- WHAT IS BEING ASKED
All the entries need to be quoted exactly, apart from the pictures, which you should drop.

--- THE RECORDS ---

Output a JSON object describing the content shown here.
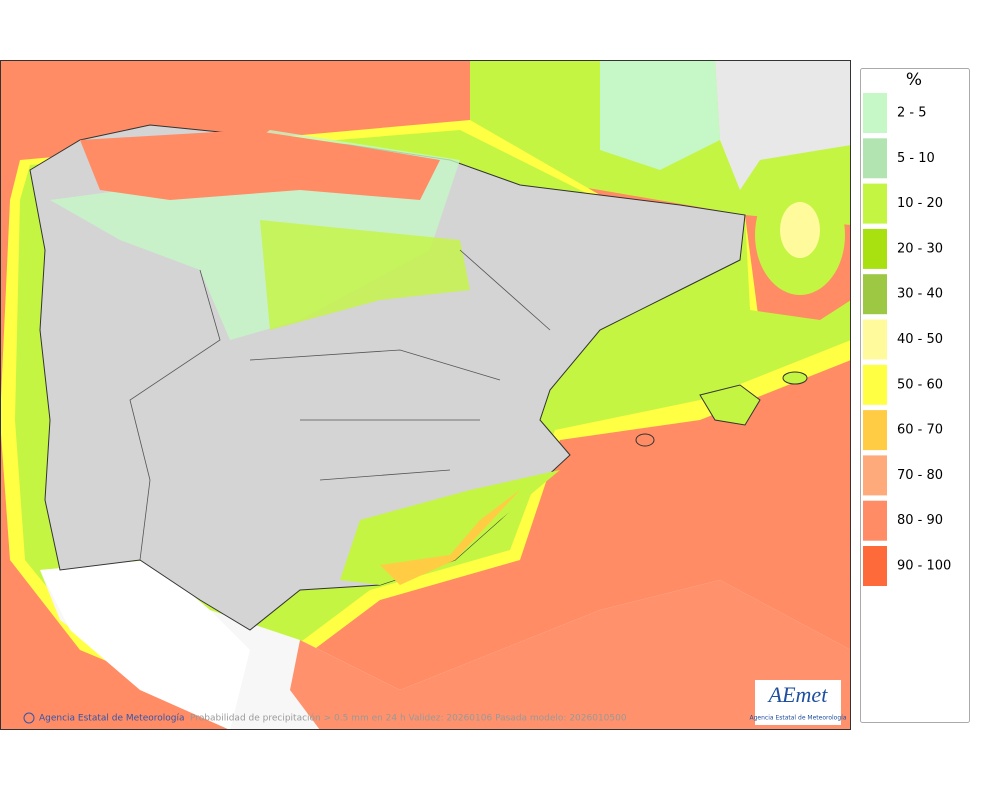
{
  "legend": {
    "title": "%",
    "items": [
      {
        "label": "2 - 5",
        "color": "#c6f7c6"
      },
      {
        "label": "5 - 10",
        "color": "#b2e4b2"
      },
      {
        "label": "10 - 20",
        "color": "#c4f542"
      },
      {
        "label": "20 - 30",
        "color": "#a8e010"
      },
      {
        "label": "30 - 40",
        "color": "#9cc843"
      },
      {
        "label": "40 - 50",
        "color": "#fffa9c"
      },
      {
        "label": "50 - 60",
        "color": "#ffff44"
      },
      {
        "label": "60 - 70",
        "color": "#ffcc44"
      },
      {
        "label": "70 - 80",
        "color": "#ffaa7a"
      },
      {
        "label": "80 - 90",
        "color": "#ff8c64"
      },
      {
        "label": "90 - 100",
        "color": "#ff6a3a"
      }
    ]
  },
  "credit": "Agencia Estatal de Meteorología",
  "caption": "Probabilidad de precipitación > 0.5 mm en 24 h Validez: 20260106 Pasada modelo: 2026010500",
  "logo": {
    "name": "AEmet",
    "subtitle": "Agencia Estatal de Meteorología"
  }
}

---

- ANSWER TO THIS TASK
Output a JSON object describing the content shown here.
{
  "legend": {
    "title": "%",
    "items": [
      {
        "label": "2 - 5",
        "color": "#c6f7c6"
      },
      {
        "label": "5 - 10",
        "color": "#b2e4b2"
      },
      {
        "label": "10 - 20",
        "color": "#c4f542"
      },
      {
        "label": "20 - 30",
        "color": "#a8e010"
      },
      {
        "label": "30 - 40",
        "color": "#9cc843"
      },
      {
        "label": "40 - 50",
        "color": "#fffa9c"
      },
      {
        "label": "50 - 60",
        "color": "#ffff44"
      },
      {
        "label": "60 - 70",
        "color": "#ffcc44"
      },
      {
        "label": "70 - 80",
        "color": "#ffaa7a"
      },
      {
        "label": "80 - 90",
        "color": "#ff8c64"
      },
      {
        "label": "90 - 100",
        "color": "#ff6a3a"
      }
    ]
  },
  "credit": "Agencia Estatal de Meteorología",
  "caption": "Probabilidad de precipitación > 0.5 mm en 24 h Validez: 20260106 Pasada modelo: 2026010500",
  "logo": {
    "name": "AEmet",
    "subtitle": "Agencia Estatal de Meteorología"
  }
}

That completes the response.